→ Do this
Note each line that includes the word "Bitcoin". Copy those lines.

→ Stored records
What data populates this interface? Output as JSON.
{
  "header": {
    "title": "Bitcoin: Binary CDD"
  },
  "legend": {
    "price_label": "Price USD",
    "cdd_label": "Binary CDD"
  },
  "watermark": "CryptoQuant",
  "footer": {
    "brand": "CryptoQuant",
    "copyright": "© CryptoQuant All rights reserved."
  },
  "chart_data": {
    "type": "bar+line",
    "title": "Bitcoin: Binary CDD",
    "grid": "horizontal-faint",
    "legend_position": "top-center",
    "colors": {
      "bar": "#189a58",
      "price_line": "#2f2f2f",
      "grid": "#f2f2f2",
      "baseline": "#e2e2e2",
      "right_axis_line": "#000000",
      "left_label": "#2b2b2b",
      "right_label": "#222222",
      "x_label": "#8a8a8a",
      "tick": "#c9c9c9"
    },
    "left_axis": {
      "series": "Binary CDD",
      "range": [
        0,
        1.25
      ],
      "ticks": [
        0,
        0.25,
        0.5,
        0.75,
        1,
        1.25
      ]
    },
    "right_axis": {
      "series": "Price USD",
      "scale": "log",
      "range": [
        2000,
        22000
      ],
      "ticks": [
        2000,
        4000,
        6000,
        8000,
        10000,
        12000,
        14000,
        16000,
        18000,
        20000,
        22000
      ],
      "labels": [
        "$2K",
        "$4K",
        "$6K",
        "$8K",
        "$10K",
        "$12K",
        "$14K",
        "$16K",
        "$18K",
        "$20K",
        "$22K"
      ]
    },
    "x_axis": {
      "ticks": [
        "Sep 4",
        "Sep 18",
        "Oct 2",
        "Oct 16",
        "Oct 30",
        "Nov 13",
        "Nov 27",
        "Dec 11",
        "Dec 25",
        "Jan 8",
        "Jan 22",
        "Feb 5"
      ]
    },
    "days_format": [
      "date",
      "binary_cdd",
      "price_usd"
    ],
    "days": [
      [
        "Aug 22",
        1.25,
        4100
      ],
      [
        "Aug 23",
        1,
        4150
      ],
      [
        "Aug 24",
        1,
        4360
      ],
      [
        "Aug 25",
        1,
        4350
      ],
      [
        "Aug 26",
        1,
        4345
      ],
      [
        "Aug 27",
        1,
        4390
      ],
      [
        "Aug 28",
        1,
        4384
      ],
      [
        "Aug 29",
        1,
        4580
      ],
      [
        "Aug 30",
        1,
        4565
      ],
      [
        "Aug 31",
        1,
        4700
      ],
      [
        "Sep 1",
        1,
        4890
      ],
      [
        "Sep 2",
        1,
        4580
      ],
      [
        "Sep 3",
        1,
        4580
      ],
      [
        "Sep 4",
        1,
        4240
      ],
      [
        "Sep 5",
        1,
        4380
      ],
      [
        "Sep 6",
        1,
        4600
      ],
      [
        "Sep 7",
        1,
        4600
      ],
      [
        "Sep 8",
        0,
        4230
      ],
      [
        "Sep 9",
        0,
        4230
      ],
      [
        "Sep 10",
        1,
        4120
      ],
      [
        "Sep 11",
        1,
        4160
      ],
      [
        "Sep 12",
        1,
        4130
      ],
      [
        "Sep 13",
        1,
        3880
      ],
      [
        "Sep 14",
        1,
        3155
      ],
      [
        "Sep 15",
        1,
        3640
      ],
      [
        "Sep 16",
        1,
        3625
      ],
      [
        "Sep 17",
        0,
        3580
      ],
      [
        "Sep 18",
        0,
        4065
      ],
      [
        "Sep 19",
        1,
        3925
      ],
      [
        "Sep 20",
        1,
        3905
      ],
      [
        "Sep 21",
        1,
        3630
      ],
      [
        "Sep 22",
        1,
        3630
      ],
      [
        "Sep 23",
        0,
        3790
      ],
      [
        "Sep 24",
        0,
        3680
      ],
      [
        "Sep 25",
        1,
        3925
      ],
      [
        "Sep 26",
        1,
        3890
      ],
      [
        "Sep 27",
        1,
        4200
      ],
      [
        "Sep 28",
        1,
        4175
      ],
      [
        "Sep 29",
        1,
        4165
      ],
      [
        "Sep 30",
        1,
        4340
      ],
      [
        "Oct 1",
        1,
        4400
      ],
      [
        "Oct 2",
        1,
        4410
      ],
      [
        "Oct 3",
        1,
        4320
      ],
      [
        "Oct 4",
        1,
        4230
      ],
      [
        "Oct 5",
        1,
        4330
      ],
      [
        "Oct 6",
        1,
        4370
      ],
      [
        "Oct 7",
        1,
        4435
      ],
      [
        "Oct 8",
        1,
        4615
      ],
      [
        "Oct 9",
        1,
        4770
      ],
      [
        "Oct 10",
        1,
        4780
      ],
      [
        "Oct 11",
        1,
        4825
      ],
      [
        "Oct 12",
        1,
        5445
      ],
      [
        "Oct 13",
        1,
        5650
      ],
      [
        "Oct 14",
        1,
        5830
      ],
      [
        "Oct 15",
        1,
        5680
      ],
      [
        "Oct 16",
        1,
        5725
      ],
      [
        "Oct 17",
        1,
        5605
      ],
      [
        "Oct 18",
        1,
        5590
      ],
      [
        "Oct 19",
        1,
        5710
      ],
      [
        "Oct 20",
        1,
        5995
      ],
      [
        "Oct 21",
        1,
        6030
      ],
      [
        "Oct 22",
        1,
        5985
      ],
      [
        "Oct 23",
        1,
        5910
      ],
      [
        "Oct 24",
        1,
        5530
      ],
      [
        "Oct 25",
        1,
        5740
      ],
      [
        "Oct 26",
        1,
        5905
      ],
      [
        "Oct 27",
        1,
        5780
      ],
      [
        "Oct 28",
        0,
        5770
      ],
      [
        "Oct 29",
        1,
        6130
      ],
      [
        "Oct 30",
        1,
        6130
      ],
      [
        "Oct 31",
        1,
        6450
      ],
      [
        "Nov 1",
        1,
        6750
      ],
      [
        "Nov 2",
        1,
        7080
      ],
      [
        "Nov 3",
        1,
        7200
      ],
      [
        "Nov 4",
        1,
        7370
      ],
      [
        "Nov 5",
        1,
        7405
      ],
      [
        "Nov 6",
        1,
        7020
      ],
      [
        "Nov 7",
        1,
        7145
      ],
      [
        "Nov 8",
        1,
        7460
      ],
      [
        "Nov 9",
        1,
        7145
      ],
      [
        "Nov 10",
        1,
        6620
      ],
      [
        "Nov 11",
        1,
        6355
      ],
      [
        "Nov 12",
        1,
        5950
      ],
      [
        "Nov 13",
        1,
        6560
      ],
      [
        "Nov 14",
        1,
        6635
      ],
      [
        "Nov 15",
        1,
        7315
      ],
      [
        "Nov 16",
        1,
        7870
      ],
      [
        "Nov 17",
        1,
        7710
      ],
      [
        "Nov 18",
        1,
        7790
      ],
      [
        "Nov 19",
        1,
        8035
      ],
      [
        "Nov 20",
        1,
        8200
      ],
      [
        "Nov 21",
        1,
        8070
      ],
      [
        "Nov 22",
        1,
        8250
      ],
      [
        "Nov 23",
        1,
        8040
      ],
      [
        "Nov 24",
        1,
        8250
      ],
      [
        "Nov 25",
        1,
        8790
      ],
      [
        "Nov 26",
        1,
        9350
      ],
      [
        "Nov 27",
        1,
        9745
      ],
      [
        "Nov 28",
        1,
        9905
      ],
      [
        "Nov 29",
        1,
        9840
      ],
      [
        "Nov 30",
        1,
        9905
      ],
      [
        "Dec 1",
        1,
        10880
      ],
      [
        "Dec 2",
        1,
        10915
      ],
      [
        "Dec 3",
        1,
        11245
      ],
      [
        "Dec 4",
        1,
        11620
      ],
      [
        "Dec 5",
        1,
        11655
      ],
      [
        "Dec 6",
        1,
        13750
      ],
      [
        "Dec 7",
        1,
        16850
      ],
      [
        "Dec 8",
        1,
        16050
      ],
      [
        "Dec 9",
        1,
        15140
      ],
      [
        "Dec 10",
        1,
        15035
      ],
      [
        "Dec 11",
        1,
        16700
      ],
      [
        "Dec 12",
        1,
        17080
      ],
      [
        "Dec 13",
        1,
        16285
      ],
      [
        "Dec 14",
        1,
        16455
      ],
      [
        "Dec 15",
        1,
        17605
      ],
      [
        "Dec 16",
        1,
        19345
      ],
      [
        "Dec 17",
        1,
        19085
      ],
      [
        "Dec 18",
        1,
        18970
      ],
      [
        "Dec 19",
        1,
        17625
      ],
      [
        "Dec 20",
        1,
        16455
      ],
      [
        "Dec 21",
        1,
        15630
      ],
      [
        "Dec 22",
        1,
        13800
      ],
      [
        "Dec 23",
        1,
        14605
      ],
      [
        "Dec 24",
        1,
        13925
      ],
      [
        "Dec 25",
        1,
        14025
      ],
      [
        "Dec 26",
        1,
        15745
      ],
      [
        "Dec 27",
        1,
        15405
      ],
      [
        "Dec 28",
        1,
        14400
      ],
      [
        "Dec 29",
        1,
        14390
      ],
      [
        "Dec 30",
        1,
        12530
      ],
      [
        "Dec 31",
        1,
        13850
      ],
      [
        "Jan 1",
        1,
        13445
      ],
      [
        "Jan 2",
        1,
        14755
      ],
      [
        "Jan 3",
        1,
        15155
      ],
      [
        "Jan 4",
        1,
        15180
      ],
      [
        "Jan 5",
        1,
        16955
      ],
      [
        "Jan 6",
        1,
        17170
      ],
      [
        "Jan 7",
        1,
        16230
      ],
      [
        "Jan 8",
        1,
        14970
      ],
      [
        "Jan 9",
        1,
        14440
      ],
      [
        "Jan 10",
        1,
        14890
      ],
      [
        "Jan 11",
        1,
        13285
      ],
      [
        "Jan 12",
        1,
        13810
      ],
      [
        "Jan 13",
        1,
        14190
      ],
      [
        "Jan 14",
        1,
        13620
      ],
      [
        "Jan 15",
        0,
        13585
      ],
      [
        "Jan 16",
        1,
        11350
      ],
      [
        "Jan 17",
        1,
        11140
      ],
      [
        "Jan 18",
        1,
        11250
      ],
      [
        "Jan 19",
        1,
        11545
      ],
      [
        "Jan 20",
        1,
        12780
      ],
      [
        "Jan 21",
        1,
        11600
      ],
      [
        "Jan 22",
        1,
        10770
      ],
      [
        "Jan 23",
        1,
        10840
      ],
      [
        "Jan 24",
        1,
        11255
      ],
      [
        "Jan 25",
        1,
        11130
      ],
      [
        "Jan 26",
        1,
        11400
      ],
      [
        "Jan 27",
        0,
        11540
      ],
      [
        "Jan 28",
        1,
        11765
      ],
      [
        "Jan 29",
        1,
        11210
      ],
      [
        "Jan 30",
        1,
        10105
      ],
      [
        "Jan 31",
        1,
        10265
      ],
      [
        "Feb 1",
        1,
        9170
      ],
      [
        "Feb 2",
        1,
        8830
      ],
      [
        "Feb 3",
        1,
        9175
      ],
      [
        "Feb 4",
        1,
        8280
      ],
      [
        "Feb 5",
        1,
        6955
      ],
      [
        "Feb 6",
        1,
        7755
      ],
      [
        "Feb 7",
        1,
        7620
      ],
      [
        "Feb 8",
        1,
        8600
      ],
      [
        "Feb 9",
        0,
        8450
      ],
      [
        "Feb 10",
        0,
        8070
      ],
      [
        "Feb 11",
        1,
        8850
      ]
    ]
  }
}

→ Answer in full
    "title": "Bitcoin: Binary CDD"
    "title": "Bitcoin: Binary CDD",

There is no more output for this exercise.